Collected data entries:
START

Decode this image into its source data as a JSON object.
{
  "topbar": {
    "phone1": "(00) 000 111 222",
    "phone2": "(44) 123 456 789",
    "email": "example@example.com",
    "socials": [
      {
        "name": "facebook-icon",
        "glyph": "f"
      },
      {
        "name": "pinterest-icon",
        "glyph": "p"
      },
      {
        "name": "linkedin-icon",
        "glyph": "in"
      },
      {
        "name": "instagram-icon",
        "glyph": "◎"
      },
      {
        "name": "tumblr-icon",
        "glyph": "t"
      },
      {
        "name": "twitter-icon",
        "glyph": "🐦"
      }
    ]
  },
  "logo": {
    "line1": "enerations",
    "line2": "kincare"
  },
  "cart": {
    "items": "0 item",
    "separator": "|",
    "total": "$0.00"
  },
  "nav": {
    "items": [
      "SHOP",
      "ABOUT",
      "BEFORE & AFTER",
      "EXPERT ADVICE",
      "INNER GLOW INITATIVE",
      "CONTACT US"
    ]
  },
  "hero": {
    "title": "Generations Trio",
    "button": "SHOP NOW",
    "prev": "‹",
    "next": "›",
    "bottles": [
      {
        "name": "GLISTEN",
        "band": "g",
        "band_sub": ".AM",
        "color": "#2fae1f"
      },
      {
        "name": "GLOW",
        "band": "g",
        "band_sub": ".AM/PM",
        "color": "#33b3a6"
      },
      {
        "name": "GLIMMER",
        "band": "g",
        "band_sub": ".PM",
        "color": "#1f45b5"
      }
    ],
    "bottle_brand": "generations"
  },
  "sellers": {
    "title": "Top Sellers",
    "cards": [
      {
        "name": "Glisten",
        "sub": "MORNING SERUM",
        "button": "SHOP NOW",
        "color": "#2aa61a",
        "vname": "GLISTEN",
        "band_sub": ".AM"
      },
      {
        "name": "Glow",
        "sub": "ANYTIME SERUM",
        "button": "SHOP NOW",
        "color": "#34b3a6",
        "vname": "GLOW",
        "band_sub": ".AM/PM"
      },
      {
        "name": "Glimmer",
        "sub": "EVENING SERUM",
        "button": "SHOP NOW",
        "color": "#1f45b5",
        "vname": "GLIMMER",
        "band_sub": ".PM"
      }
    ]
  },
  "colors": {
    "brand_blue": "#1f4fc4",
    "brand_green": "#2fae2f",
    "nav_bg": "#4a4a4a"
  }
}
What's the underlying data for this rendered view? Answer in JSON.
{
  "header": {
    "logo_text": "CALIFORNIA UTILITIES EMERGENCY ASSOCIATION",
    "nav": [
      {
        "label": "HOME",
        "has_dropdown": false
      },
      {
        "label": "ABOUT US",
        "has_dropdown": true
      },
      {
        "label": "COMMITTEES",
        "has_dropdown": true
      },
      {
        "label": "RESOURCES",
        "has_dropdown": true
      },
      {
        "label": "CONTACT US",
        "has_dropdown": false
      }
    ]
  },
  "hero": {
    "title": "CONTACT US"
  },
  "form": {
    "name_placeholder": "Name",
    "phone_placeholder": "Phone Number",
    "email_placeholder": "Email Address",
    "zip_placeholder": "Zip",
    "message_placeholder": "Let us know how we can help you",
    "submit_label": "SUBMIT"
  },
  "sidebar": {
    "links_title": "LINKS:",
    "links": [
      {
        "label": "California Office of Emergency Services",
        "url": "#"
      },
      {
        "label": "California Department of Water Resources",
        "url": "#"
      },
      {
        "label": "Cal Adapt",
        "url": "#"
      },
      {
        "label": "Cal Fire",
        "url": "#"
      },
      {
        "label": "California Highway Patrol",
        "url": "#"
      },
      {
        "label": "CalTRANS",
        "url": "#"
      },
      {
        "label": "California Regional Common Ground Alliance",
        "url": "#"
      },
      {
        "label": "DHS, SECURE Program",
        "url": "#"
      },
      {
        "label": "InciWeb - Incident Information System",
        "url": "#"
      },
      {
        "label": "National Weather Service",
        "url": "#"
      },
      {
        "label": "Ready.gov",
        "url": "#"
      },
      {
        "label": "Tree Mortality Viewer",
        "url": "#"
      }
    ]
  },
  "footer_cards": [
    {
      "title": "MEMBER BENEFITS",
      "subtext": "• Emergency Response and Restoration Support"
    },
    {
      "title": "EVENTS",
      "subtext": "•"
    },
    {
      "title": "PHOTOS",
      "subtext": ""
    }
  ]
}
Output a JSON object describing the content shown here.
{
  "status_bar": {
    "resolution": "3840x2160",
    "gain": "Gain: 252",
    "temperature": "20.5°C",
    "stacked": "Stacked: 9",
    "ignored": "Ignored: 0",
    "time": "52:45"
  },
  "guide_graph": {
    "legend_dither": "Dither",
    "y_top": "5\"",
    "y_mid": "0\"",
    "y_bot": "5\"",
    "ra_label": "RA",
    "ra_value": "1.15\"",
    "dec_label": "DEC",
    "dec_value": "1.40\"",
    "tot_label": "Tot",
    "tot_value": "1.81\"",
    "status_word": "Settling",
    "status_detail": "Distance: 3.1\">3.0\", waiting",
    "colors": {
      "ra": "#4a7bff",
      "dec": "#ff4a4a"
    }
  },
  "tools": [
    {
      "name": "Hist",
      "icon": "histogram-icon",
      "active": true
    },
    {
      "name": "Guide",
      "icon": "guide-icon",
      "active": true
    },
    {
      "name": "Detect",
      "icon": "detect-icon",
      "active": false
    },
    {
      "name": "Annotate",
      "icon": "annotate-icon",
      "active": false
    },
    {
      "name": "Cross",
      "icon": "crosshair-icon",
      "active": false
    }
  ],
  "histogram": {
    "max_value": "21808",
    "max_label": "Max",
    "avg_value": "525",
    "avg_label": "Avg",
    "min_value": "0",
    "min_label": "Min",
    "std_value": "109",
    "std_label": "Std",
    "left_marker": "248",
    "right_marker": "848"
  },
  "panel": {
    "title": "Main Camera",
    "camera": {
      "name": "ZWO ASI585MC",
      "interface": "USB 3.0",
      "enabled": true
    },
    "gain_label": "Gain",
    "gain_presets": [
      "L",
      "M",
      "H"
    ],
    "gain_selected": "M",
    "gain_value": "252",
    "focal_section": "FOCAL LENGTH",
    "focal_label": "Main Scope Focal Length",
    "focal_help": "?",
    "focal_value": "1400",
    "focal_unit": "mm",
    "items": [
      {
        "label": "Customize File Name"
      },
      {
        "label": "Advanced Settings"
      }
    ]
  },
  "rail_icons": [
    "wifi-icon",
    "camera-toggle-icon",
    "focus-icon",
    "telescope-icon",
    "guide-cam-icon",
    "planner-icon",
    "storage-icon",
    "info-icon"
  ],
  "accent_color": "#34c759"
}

END

What needs to be done -
Write the material out exactly, with nothing left out.

Answer to the task -
Decode this image into its source data as a JSON object.
{
  "topbar": {
    "phone1": "(00) 000 111 222",
    "phone2": "(44) 123 456 789",
    "email": "example@example.com",
    "socials": [
      {
        "name": "facebook-icon",
        "glyph": "f"
      },
      {
        "name": "pinterest-icon",
        "glyph": "p"
      },
      {
        "name": "linkedin-icon",
        "glyph": "in"
      },
      {
        "name": "instagram-icon",
        "glyph": "◎"
      },
      {
        "name": "tumblr-icon",
        "glyph": "t"
      },
      {
        "name": "twitter-icon",
        "glyph": "🐦"
      }
    ]
  },
  "logo": {
    "line1": "enerations",
    "line2": "kincare"
  },
  "cart": {
    "items": "0 item",
    "separator": "|",
    "total": "$0.00"
  },
  "nav": {
    "items": [
      "SHOP",
      "ABOUT",
      "BEFORE & AFTER",
      "EXPERT ADVICE",
      "INNER GLOW INITATIVE",
      "CONTACT US"
    ]
  },
  "hero": {
    "title": "Generations Trio",
    "button": "SHOP NOW",
    "prev": "‹",
    "next": "›",
    "bottles": [
      {
        "name": "GLISTEN",
        "band": "g",
        "band_sub": ".AM",
        "color": "#2fae1f"
      },
      {
        "name": "GLOW",
        "band": "g",
        "band_sub": ".AM/PM",
        "color": "#33b3a6"
      },
      {
        "name": "GLIMMER",
        "band": "g",
        "band_sub": ".PM",
        "color": "#1f45b5"
      }
    ],
    "bottle_brand": "generations"
  },
  "sellers": {
    "title": "Top Sellers",
    "cards": [
      {
        "name": "Glisten",
        "sub": "MORNING SERUM",
        "button": "SHOP NOW",
        "color": "#2aa61a",
        "vname": "GLISTEN",
        "band_sub": ".AM"
      },
      {
        "name": "Glow",
        "sub": "ANYTIME SERUM",
        "button": "SHOP NOW",
        "color": "#34b3a6",
        "vname": "GLOW",
        "band_sub": ".AM/PM"
      },
      {
        "name": "Glimmer",
        "sub": "EVENING SERUM",
        "button": "SHOP NOW",
        "color": "#1f45b5",
        "vname": "GLIMMER",
        "band_sub": ".PM"
      }
    ]
  },
  "colors": {
    "brand_blue": "#1f4fc4",
    "brand_green": "#2fae2f",
    "nav_bg": "#4a4a4a"
  }
}
What's the underlying data for this rendered view? Answer in JSON.
{
  "header": {
    "logo_text": "CALIFORNIA UTILITIES EMERGENCY ASSOCIATION",
    "nav": [
      {
        "label": "HOME",
        "has_dropdown": false
      },
      {
        "label": "ABOUT US",
        "has_dropdown": true
      },
      {
        "label": "COMMITTEES",
        "has_dropdown": true
      },
      {
        "label": "RESOURCES",
        "has_dropdown": true
      },
      {
        "label": "CONTACT US",
        "has_dropdown": false
      }
    ]
  },
  "hero": {
    "title": "CONTACT US"
  },
  "form": {
    "name_placeholder": "Name",
    "phone_placeholder": "Phone Number",
    "email_placeholder": "Email Address",
    "zip_placeholder": "Zip",
    "message_placeholder": "Let us know how we can help you",
    "submit_label": "SUBMIT"
  },
  "sidebar": {
    "links_title": "LINKS:",
    "links": [
      {
        "label": "California Office of Emergency Services",
        "url": "#"
      },
      {
        "label": "California Department of Water Resources",
        "url": "#"
      },
      {
        "label": "Cal Adapt",
        "url": "#"
      },
      {
        "label": "Cal Fire",
        "url": "#"
      },
      {
        "label": "California Highway Patrol",
        "url": "#"
      },
      {
        "label": "CalTRANS",
        "url": "#"
      },
      {
        "label": "California Regional Common Ground Alliance",
        "url": "#"
      },
      {
        "label": "DHS, SECURE Program",
        "url": "#"
      },
      {
        "label": "InciWeb - Incident Information System",
        "url": "#"
      },
      {
        "label": "National Weather Service",
        "url": "#"
      },
      {
        "label": "Ready.gov",
        "url": "#"
      },
      {
        "label": "Tree Mortality Viewer",
        "url": "#"
      }
    ]
  },
  "footer_cards": [
    {
      "title": "MEMBER BENEFITS",
      "subtext": "• Emergency Response and Restoration Support"
    },
    {
      "title": "EVENTS",
      "subtext": "•"
    },
    {
      "title": "PHOTOS",
      "subtext": ""
    }
  ]
}
Output a JSON object describing the content shown here.
{
  "status_bar": {
    "resolution": "3840x2160",
    "gain": "Gain: 252",
    "temperature": "20.5°C",
    "stacked": "Stacked: 9",
    "ignored": "Ignored: 0",
    "time": "52:45"
  },
  "guide_graph": {
    "legend_dither": "Dither",
    "y_top": "5\"",
    "y_mid": "0\"",
    "y_bot": "5\"",
    "ra_label": "RA",
    "ra_value": "1.15\"",
    "dec_label": "DEC",
    "dec_value": "1.40\"",
    "tot_label": "Tot",
    "tot_value": "1.81\"",
    "status_word": "Settling",
    "status_detail": "Distance: 3.1\">3.0\", waiting",
    "colors": {
      "ra": "#4a7bff",
      "dec": "#ff4a4a"
    }
  },
  "tools": [
    {
      "name": "Hist",
      "icon": "histogram-icon",
      "active": true
    },
    {
      "name": "Guide",
      "icon": "guide-icon",
      "active": true
    },
    {
      "name": "Detect",
      "icon": "detect-icon",
      "active": false
    },
    {
      "name": "Annotate",
      "icon": "annotate-icon",
      "active": false
    },
    {
      "name": "Cross",
      "icon": "crosshair-icon",
      "active": false
    }
  ],
  "histogram": {
    "max_value": "21808",
    "max_label": "Max",
    "avg_value": "525",
    "avg_label": "Avg",
    "min_value": "0",
    "min_label": "Min",
    "std_value": "109",
    "std_label": "Std",
    "left_marker": "248",
    "right_marker": "848"
  },
  "panel": {
    "title": "Main Camera",
    "camera": {
      "name": "ZWO ASI585MC",
      "interface": "USB 3.0",
      "enabled": true
    },
    "gain_label": "Gain",
    "gain_presets": [
      "L",
      "M",
      "H"
    ],
    "gain_selected": "M",
    "gain_value": "252",
    "focal_section": "FOCAL LENGTH",
    "focal_label": "Main Scope Focal Length",
    "focal_help": "?",
    "focal_value": "1400",
    "focal_unit": "mm",
    "items": [
      {
        "label": "Customize File Name"
      },
      {
        "label": "Advanced Settings"
      }
    ]
  },
  "rail_icons": [
    "wifi-icon",
    "camera-toggle-icon",
    "focus-icon",
    "telescope-icon",
    "guide-cam-icon",
    "planner-icon",
    "storage-icon",
    "info-icon"
  ],
  "accent_color": "#34c759"
}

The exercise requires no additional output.